** GOAL **
Identify each row below that contains the string "header" and copy those rows in full. Case counts.

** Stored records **

------------------------------------------------------------------------

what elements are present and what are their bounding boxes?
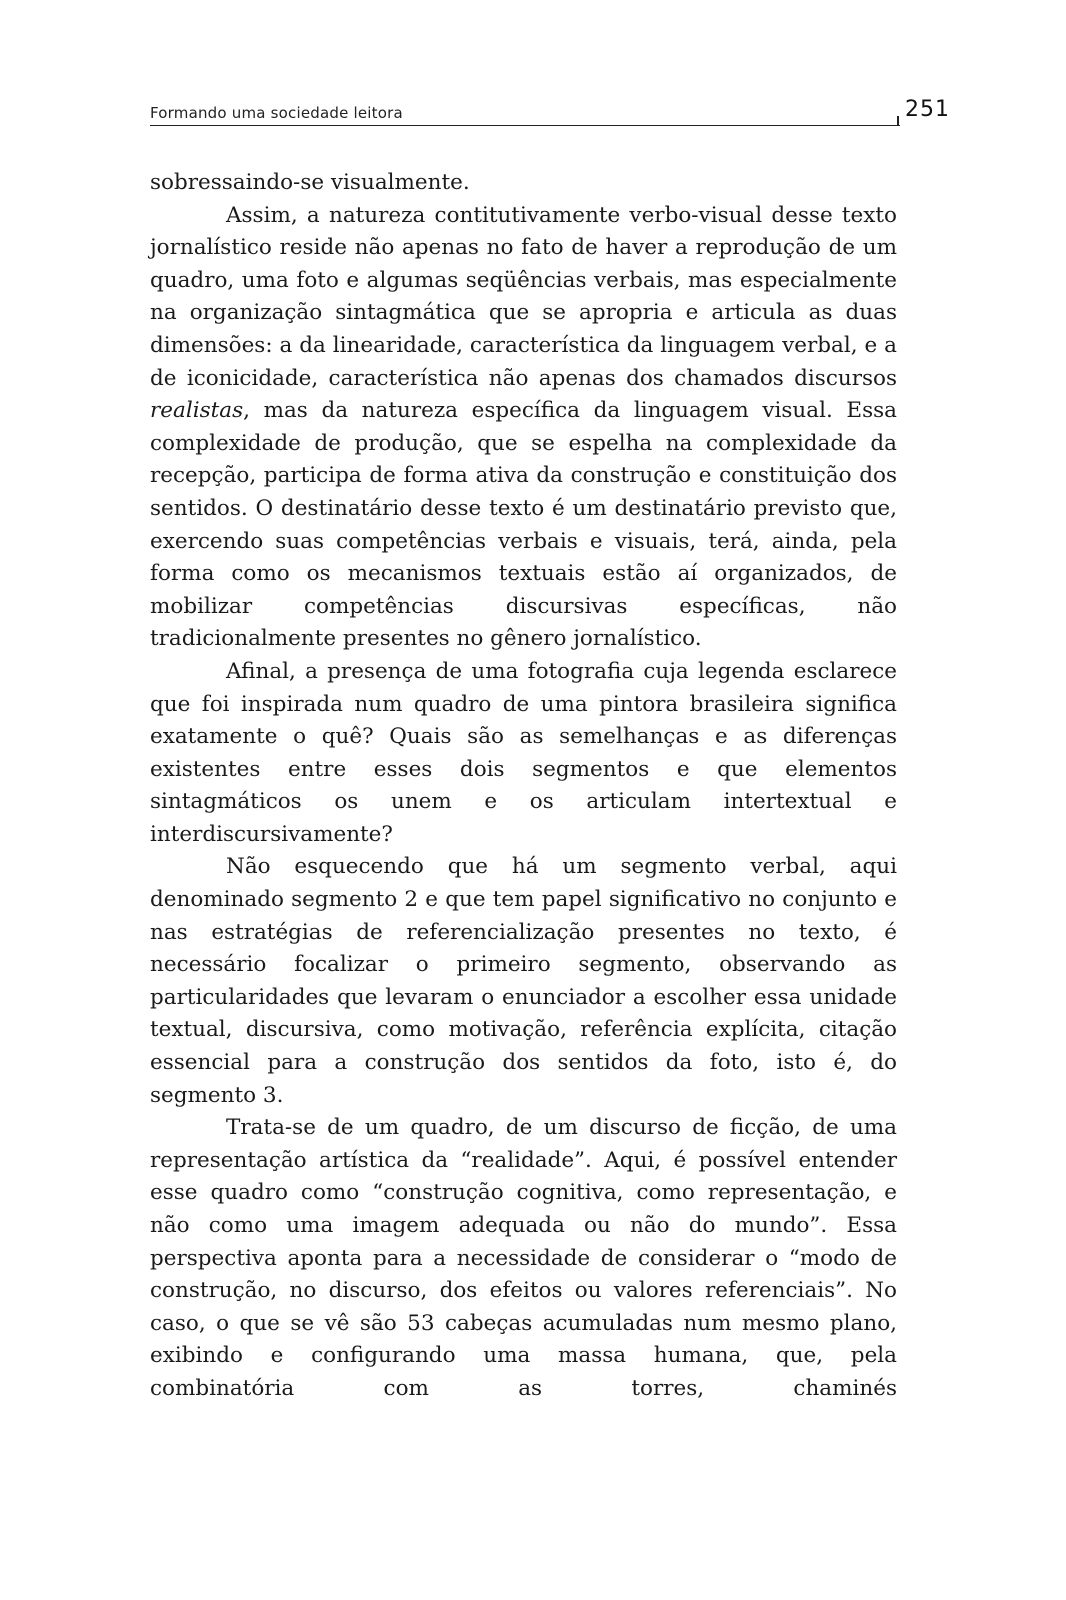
header-rule-tick (897, 116, 899, 125)
running-header (150, 103, 900, 126)
paragraph-1 (150, 200, 897, 656)
paragraph-1-text-a: Assim, a natureza contitutivamente verbo-visual desse texto jornalístico reside não apenas no fato de haver a reprodução de um quadro, uma foto e algumas seqüências verbais, mas especialmente na organização sintagmática que se apropria e articula as duas dimensões: a da linearidade, característica da linguagem verbal, e a de iconicidade, característica não apenas dos chamados discursos (150, 202, 897, 391)
body-text (150, 167, 897, 1406)
paragraph-1-emphasis: realistas (150, 398, 244, 424)
paragraph-4: Trata-se de um quadro, de um discurso de ficção, de uma representação artística da “realidade”. Aqui, é possível entender esse quadro como “construção cognitiva, como representação, e não como uma imagem adequada ou não do mundo”. Essa perspectiva aponta para a necessidade de considerar o “modo de construção, no discurso, dos efeitos ou valores referenciais”. No caso, o que se vê são 53 cabeças acumuladas num mesmo plano, exibindo e configurando uma massa humana, que, pela combinatória com as torres, chaminés (150, 1115, 897, 1401)
page-number: 251 (905, 97, 950, 122)
running-title: Formando uma sociedade leitora (150, 104, 403, 122)
paragraph-3: Não esquecendo que há um segmento verbal, aqui denominado segmento 2 e que tem papel significativo no conjunto e nas estratégias de referencialização presentes no texto, é necessário focalizar o primeiro segmento, observando as particularidades que levaram o enunciador a escolher essa unidade textual, discursiva, como motivação, referência explícita, citação essencial para a construção dos sentidos da foto, isto é, do segmento 3. (150, 854, 897, 1108)
paragraph-continuation: sobressaindo-se visualmente. (150, 170, 470, 195)
paragraph-1-text-b: , mas da natureza específica da linguagem visual. Essa complexidade de produção, que se espelha na complexidade da recepção, participa de forma ativa da construção e constituição dos sentidos. O destinatário desse texto é um destinatário previsto que, exercendo suas competências verbais e visuais, terá, ainda, pela forma como os mecanismos textuais estão aí organizados, de mobilizar competências discursivas específicas, não tradicionalmente presentes no gênero jornalístico. (150, 398, 897, 652)
paragraph-2: Afinal, a presença de uma fotografia cuja legenda esclarece que foi inspirada num quadro de uma pintora brasileira significa exatamente o quê? Quais são as semelhanças e as diferenças existentes entre esses dois segmentos e que elementos sintagmáticos os unem e os articulam intertextual e interdiscursivamente? (150, 658, 897, 847)
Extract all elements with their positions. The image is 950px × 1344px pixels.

------------------------------------------------------------------------

** SOLUTION BELOW **
header-rule-tick (897, 116, 899, 125)
running-header (150, 103, 900, 126)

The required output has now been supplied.